_Exercise material_
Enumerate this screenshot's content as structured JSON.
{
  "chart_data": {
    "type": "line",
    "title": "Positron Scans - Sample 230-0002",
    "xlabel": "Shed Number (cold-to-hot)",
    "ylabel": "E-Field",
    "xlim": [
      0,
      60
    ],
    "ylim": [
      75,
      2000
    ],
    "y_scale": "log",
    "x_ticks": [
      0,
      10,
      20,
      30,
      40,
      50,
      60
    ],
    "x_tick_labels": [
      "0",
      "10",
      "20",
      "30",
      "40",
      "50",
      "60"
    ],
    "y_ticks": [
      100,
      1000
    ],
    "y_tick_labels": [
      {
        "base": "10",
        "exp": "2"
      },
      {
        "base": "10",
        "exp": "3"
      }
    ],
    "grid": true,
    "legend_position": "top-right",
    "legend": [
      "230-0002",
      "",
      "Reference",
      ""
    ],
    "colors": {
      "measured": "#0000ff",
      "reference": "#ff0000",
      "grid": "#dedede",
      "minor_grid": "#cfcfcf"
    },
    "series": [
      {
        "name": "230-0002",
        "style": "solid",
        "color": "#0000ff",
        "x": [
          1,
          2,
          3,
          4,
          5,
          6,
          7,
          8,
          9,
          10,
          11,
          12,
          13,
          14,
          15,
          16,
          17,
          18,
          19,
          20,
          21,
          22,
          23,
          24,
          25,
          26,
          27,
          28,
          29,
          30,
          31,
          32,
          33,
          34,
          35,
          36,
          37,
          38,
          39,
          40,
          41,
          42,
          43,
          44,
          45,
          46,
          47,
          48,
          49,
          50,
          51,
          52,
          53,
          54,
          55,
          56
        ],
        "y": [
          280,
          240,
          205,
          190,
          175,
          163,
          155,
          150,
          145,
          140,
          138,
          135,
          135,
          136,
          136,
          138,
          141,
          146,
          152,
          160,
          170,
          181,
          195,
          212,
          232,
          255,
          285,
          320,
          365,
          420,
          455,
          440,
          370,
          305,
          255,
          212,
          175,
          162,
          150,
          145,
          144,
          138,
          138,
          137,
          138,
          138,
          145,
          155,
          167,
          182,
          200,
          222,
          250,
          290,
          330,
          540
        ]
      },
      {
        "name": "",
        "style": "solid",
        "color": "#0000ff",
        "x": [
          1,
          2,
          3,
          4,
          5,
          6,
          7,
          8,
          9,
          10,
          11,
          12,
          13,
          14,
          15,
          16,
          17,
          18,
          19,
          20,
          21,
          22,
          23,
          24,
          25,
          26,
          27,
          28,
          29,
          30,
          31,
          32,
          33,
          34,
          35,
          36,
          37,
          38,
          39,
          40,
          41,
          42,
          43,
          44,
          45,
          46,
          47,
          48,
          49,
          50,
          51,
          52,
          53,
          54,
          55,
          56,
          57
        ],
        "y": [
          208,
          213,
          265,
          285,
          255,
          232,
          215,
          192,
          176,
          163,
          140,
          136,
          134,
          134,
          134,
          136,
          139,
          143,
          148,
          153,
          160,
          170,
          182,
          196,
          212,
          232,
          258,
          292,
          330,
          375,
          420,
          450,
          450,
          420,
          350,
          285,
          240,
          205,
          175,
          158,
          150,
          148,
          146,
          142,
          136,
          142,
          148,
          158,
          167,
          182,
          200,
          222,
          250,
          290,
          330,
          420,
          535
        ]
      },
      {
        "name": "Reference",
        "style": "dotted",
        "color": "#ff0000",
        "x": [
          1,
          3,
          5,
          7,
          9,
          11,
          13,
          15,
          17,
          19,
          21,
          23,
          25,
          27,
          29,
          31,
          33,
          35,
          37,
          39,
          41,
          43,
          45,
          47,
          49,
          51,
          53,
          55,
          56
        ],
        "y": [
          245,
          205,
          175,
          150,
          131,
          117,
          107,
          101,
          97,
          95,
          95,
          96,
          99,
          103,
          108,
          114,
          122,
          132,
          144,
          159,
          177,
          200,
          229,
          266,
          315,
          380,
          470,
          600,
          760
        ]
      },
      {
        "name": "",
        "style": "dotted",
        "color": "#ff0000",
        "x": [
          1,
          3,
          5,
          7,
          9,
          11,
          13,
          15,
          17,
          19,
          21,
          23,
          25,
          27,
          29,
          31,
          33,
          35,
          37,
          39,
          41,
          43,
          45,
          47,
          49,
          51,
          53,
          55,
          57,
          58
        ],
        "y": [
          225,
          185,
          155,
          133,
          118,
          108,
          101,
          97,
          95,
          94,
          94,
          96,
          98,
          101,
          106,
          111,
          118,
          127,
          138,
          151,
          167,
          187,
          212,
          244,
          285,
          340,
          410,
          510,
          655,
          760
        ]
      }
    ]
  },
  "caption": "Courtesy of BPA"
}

_Instruction_
Output each record exactly, leaving nothing out.

_Expected answer_
Enumerate this screenshot's content as structured JSON.
{
  "chart_data": {
    "type": "line",
    "title": "Positron Scans - Sample 230-0002",
    "xlabel": "Shed Number (cold-to-hot)",
    "ylabel": "E-Field",
    "xlim": [
      0,
      60
    ],
    "ylim": [
      75,
      2000
    ],
    "y_scale": "log",
    "x_ticks": [
      0,
      10,
      20,
      30,
      40,
      50,
      60
    ],
    "x_tick_labels": [
      "0",
      "10",
      "20",
      "30",
      "40",
      "50",
      "60"
    ],
    "y_ticks": [
      100,
      1000
    ],
    "y_tick_labels": [
      {
        "base": "10",
        "exp": "2"
      },
      {
        "base": "10",
        "exp": "3"
      }
    ],
    "grid": true,
    "legend_position": "top-right",
    "legend": [
      "230-0002",
      "",
      "Reference",
      ""
    ],
    "colors": {
      "measured": "#0000ff",
      "reference": "#ff0000",
      "grid": "#dedede",
      "minor_grid": "#cfcfcf"
    },
    "series": [
      {
        "name": "230-0002",
        "style": "solid",
        "color": "#0000ff",
        "x": [
          1,
          2,
          3,
          4,
          5,
          6,
          7,
          8,
          9,
          10,
          11,
          12,
          13,
          14,
          15,
          16,
          17,
          18,
          19,
          20,
          21,
          22,
          23,
          24,
          25,
          26,
          27,
          28,
          29,
          30,
          31,
          32,
          33,
          34,
          35,
          36,
          37,
          38,
          39,
          40,
          41,
          42,
          43,
          44,
          45,
          46,
          47,
          48,
          49,
          50,
          51,
          52,
          53,
          54,
          55,
          56
        ],
        "y": [
          280,
          240,
          205,
          190,
          175,
          163,
          155,
          150,
          145,
          140,
          138,
          135,
          135,
          136,
          136,
          138,
          141,
          146,
          152,
          160,
          170,
          181,
          195,
          212,
          232,
          255,
          285,
          320,
          365,
          420,
          455,
          440,
          370,
          305,
          255,
          212,
          175,
          162,
          150,
          145,
          144,
          138,
          138,
          137,
          138,
          138,
          145,
          155,
          167,
          182,
          200,
          222,
          250,
          290,
          330,
          540
        ]
      },
      {
        "name": "",
        "style": "solid",
        "color": "#0000ff",
        "x": [
          1,
          2,
          3,
          4,
          5,
          6,
          7,
          8,
          9,
          10,
          11,
          12,
          13,
          14,
          15,
          16,
          17,
          18,
          19,
          20,
          21,
          22,
          23,
          24,
          25,
          26,
          27,
          28,
          29,
          30,
          31,
          32,
          33,
          34,
          35,
          36,
          37,
          38,
          39,
          40,
          41,
          42,
          43,
          44,
          45,
          46,
          47,
          48,
          49,
          50,
          51,
          52,
          53,
          54,
          55,
          56,
          57
        ],
        "y": [
          208,
          213,
          265,
          285,
          255,
          232,
          215,
          192,
          176,
          163,
          140,
          136,
          134,
          134,
          134,
          136,
          139,
          143,
          148,
          153,
          160,
          170,
          182,
          196,
          212,
          232,
          258,
          292,
          330,
          375,
          420,
          450,
          450,
          420,
          350,
          285,
          240,
          205,
          175,
          158,
          150,
          148,
          146,
          142,
          136,
          142,
          148,
          158,
          167,
          182,
          200,
          222,
          250,
          290,
          330,
          420,
          535
        ]
      },
      {
        "name": "Reference",
        "style": "dotted",
        "color": "#ff0000",
        "x": [
          1,
          3,
          5,
          7,
          9,
          11,
          13,
          15,
          17,
          19,
          21,
          23,
          25,
          27,
          29,
          31,
          33,
          35,
          37,
          39,
          41,
          43,
          45,
          47,
          49,
          51,
          53,
          55,
          56
        ],
        "y": [
          245,
          205,
          175,
          150,
          131,
          117,
          107,
          101,
          97,
          95,
          95,
          96,
          99,
          103,
          108,
          114,
          122,
          132,
          144,
          159,
          177,
          200,
          229,
          266,
          315,
          380,
          470,
          600,
          760
        ]
      },
      {
        "name": "",
        "style": "dotted",
        "color": "#ff0000",
        "x": [
          1,
          3,
          5,
          7,
          9,
          11,
          13,
          15,
          17,
          19,
          21,
          23,
          25,
          27,
          29,
          31,
          33,
          35,
          37,
          39,
          41,
          43,
          45,
          47,
          49,
          51,
          53,
          55,
          57,
          58
        ],
        "y": [
          225,
          185,
          155,
          133,
          118,
          108,
          101,
          97,
          95,
          94,
          94,
          96,
          98,
          101,
          106,
          111,
          118,
          127,
          138,
          151,
          167,
          187,
          212,
          244,
          285,
          340,
          410,
          510,
          655,
          760
        ]
      }
    ]
  },
  "caption": "Courtesy of BPA"
}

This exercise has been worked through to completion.